#### [Your goal]
Print the entries below word for word; the pictures stay out of your copy.

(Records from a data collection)
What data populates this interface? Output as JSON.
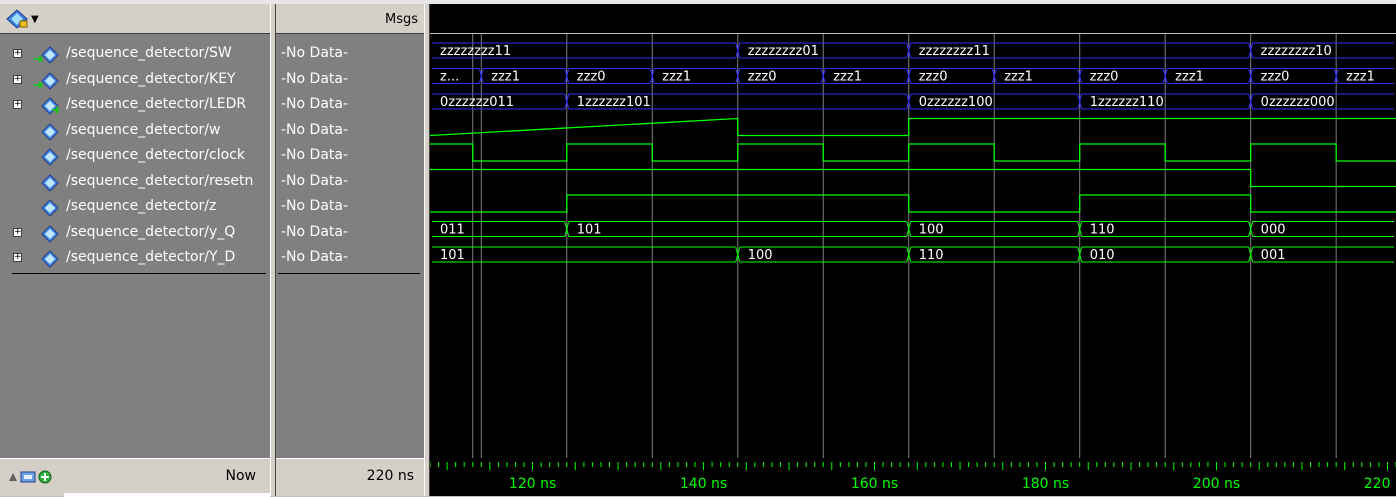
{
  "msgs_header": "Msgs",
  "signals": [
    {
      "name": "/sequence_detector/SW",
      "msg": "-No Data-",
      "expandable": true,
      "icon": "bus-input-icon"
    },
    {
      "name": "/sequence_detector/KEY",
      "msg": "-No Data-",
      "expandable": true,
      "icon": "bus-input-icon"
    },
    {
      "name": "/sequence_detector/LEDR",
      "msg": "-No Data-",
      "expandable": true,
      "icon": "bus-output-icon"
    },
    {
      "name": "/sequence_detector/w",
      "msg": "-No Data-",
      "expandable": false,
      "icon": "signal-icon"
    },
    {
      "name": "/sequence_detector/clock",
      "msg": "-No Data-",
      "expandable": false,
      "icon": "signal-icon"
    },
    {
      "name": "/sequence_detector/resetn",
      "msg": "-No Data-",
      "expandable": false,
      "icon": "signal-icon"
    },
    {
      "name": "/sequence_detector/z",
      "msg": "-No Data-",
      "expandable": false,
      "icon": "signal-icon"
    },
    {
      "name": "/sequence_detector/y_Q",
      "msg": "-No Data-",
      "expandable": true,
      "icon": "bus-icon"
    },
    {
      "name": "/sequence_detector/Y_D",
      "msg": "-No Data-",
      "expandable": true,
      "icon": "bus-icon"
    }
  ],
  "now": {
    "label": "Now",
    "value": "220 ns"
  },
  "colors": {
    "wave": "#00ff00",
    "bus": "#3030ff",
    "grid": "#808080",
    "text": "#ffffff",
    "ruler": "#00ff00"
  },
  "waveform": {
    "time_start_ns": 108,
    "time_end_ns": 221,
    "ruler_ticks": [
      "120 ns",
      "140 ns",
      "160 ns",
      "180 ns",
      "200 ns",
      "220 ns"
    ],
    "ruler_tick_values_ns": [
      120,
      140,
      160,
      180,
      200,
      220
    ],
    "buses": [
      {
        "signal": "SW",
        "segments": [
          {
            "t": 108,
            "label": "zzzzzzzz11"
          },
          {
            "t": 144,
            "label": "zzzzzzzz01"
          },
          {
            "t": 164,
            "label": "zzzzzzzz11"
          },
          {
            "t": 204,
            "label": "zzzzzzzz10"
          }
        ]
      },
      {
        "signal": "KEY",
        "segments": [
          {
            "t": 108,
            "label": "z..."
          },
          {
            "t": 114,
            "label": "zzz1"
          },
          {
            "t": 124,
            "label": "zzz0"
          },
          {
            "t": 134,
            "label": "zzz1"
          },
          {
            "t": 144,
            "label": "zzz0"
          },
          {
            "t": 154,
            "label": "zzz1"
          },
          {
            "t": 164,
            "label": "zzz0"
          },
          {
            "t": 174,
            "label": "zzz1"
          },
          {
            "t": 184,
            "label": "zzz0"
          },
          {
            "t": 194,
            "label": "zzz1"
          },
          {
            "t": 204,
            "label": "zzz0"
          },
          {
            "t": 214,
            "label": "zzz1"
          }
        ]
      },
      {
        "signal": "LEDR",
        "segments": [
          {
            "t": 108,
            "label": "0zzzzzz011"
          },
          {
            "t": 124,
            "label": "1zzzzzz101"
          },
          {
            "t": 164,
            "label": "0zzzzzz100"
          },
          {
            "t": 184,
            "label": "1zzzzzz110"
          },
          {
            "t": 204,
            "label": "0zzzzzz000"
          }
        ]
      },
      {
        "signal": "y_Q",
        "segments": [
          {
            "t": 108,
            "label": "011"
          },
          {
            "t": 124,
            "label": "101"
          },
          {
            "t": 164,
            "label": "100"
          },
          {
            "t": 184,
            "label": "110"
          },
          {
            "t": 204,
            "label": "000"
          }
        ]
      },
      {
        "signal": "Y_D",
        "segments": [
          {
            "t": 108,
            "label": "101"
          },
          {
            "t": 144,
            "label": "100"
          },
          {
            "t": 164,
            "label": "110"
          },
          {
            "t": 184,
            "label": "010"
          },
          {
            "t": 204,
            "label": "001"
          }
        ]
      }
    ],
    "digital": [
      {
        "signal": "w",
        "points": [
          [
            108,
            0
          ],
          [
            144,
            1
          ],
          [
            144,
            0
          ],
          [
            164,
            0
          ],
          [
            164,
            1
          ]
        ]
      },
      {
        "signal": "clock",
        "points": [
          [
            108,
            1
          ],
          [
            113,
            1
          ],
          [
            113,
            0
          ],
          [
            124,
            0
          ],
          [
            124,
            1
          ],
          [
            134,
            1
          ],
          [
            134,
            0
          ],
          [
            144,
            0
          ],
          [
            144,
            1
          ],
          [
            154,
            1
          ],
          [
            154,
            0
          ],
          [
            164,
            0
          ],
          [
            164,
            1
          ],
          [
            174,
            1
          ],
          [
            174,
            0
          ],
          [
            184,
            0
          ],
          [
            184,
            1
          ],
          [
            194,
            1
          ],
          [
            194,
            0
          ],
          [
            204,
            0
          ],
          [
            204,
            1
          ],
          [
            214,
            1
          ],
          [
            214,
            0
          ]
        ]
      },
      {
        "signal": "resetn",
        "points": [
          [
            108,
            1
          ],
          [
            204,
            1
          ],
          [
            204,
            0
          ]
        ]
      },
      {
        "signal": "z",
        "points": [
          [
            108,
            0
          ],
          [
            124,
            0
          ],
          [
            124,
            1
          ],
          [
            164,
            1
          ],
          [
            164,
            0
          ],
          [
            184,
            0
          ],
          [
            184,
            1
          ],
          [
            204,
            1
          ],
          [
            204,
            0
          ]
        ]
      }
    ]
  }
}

#### [Result of the task]
What data populates this interface? Output as JSON.
{
  "msgs_header": "Msgs",
  "signals": [
    {
      "name": "/sequence_detector/SW",
      "msg": "-No Data-",
      "expandable": true,
      "icon": "bus-input-icon"
    },
    {
      "name": "/sequence_detector/KEY",
      "msg": "-No Data-",
      "expandable": true,
      "icon": "bus-input-icon"
    },
    {
      "name": "/sequence_detector/LEDR",
      "msg": "-No Data-",
      "expandable": true,
      "icon": "bus-output-icon"
    },
    {
      "name": "/sequence_detector/w",
      "msg": "-No Data-",
      "expandable": false,
      "icon": "signal-icon"
    },
    {
      "name": "/sequence_detector/clock",
      "msg": "-No Data-",
      "expandable": false,
      "icon": "signal-icon"
    },
    {
      "name": "/sequence_detector/resetn",
      "msg": "-No Data-",
      "expandable": false,
      "icon": "signal-icon"
    },
    {
      "name": "/sequence_detector/z",
      "msg": "-No Data-",
      "expandable": false,
      "icon": "signal-icon"
    },
    {
      "name": "/sequence_detector/y_Q",
      "msg": "-No Data-",
      "expandable": true,
      "icon": "bus-icon"
    },
    {
      "name": "/sequence_detector/Y_D",
      "msg": "-No Data-",
      "expandable": true,
      "icon": "bus-icon"
    }
  ],
  "now": {
    "label": "Now",
    "value": "220 ns"
  },
  "colors": {
    "wave": "#00ff00",
    "bus": "#3030ff",
    "grid": "#808080",
    "text": "#ffffff",
    "ruler": "#00ff00"
  },
  "waveform": {
    "time_start_ns": 108,
    "time_end_ns": 221,
    "ruler_ticks": [
      "120 ns",
      "140 ns",
      "160 ns",
      "180 ns",
      "200 ns",
      "220 ns"
    ],
    "ruler_tick_values_ns": [
      120,
      140,
      160,
      180,
      200,
      220
    ],
    "buses": [
      {
        "signal": "SW",
        "segments": [
          {
            "t": 108,
            "label": "zzzzzzzz11"
          },
          {
            "t": 144,
            "label": "zzzzzzzz01"
          },
          {
            "t": 164,
            "label": "zzzzzzzz11"
          },
          {
            "t": 204,
            "label": "zzzzzzzz10"
          }
        ]
      },
      {
        "signal": "KEY",
        "segments": [
          {
            "t": 108,
            "label": "z..."
          },
          {
            "t": 114,
            "label": "zzz1"
          },
          {
            "t": 124,
            "label": "zzz0"
          },
          {
            "t": 134,
            "label": "zzz1"
          },
          {
            "t": 144,
            "label": "zzz0"
          },
          {
            "t": 154,
            "label": "zzz1"
          },
          {
            "t": 164,
            "label": "zzz0"
          },
          {
            "t": 174,
            "label": "zzz1"
          },
          {
            "t": 184,
            "label": "zzz0"
          },
          {
            "t": 194,
            "label": "zzz1"
          },
          {
            "t": 204,
            "label": "zzz0"
          },
          {
            "t": 214,
            "label": "zzz1"
          }
        ]
      },
      {
        "signal": "LEDR",
        "segments": [
          {
            "t": 108,
            "label": "0zzzzzz011"
          },
          {
            "t": 124,
            "label": "1zzzzzz101"
          },
          {
            "t": 164,
            "label": "0zzzzzz100"
          },
          {
            "t": 184,
            "label": "1zzzzzz110"
          },
          {
            "t": 204,
            "label": "0zzzzzz000"
          }
        ]
      },
      {
        "signal": "y_Q",
        "segments": [
          {
            "t": 108,
            "label": "011"
          },
          {
            "t": 124,
            "label": "101"
          },
          {
            "t": 164,
            "label": "100"
          },
          {
            "t": 184,
            "label": "110"
          },
          {
            "t": 204,
            "label": "000"
          }
        ]
      },
      {
        "signal": "Y_D",
        "segments": [
          {
            "t": 108,
            "label": "101"
          },
          {
            "t": 144,
            "label": "100"
          },
          {
            "t": 164,
            "label": "110"
          },
          {
            "t": 184,
            "label": "010"
          },
          {
            "t": 204,
            "label": "001"
          }
        ]
      }
    ],
    "digital": [
      {
        "signal": "w",
        "points": [
          [
            108,
            0
          ],
          [
            144,
            1
          ],
          [
            144,
            0
          ],
          [
            164,
            0
          ],
          [
            164,
            1
          ]
        ]
      },
      {
        "signal": "clock",
        "points": [
          [
            108,
            1
          ],
          [
            113,
            1
          ],
          [
            113,
            0
          ],
          [
            124,
            0
          ],
          [
            124,
            1
          ],
          [
            134,
            1
          ],
          [
            134,
            0
          ],
          [
            144,
            0
          ],
          [
            144,
            1
          ],
          [
            154,
            1
          ],
          [
            154,
            0
          ],
          [
            164,
            0
          ],
          [
            164,
            1
          ],
          [
            174,
            1
          ],
          [
            174,
            0
          ],
          [
            184,
            0
          ],
          [
            184,
            1
          ],
          [
            194,
            1
          ],
          [
            194,
            0
          ],
          [
            204,
            0
          ],
          [
            204,
            1
          ],
          [
            214,
            1
          ],
          [
            214,
            0
          ]
        ]
      },
      {
        "signal": "resetn",
        "points": [
          [
            108,
            1
          ],
          [
            204,
            1
          ],
          [
            204,
            0
          ]
        ]
      },
      {
        "signal": "z",
        "points": [
          [
            108,
            0
          ],
          [
            124,
            0
          ],
          [
            124,
            1
          ],
          [
            164,
            1
          ],
          [
            164,
            0
          ],
          [
            184,
            0
          ],
          [
            184,
            1
          ],
          [
            204,
            1
          ],
          [
            204,
            0
          ]
        ]
      }
    ]
  }
}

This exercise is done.